What this task involves
Copy the listing below line for line, changing nothing, and leave the picture out of your copy.

Extracted data
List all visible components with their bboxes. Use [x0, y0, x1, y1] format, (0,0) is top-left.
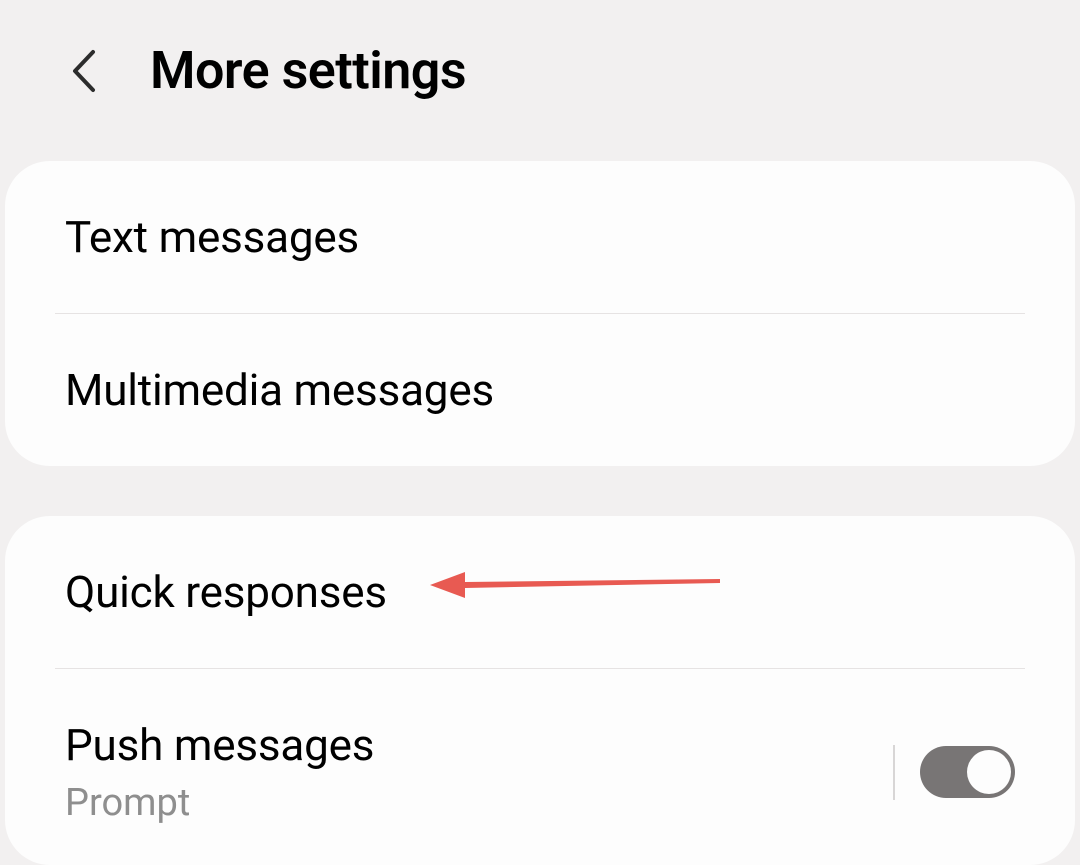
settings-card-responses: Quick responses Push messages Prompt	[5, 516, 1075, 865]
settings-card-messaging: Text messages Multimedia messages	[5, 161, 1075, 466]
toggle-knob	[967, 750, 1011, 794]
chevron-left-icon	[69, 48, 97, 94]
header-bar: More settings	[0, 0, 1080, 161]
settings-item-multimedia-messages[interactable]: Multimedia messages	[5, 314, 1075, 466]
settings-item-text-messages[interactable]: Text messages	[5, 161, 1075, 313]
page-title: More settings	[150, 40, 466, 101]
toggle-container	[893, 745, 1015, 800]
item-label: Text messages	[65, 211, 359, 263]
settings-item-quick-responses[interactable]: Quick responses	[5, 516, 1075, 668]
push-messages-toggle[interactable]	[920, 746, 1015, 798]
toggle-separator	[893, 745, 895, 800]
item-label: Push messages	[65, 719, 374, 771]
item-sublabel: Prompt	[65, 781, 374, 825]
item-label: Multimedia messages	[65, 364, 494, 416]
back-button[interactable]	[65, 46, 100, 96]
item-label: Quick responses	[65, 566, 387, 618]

Response
List all visible components with their bboxes. Use [x0, y0, x1, y1] format, (0,0) is top-left.
settings-card-responses: Quick responses Push messages Prompt	[5, 516, 1075, 865]
settings-card-messaging: Text messages Multimedia messages	[5, 161, 1075, 466]
toggle-knob	[967, 750, 1011, 794]
chevron-left-icon	[69, 48, 97, 94]
header-bar: More settings	[0, 0, 1080, 161]
settings-item-multimedia-messages[interactable]: Multimedia messages	[5, 314, 1075, 466]
settings-item-text-messages[interactable]: Text messages	[5, 161, 1075, 313]
page-title: More settings	[150, 40, 466, 101]
toggle-container	[893, 745, 1015, 800]
item-label: Text messages	[65, 211, 359, 263]
settings-item-quick-responses[interactable]: Quick responses	[5, 516, 1075, 668]
push-messages-toggle[interactable]	[920, 746, 1015, 798]
toggle-separator	[893, 745, 895, 800]
item-label: Push messages	[65, 719, 374, 771]
item-sublabel: Prompt	[65, 781, 374, 825]
item-label: Multimedia messages	[65, 364, 494, 416]
back-button[interactable]	[65, 46, 100, 96]
item-label: Quick responses	[65, 566, 387, 618]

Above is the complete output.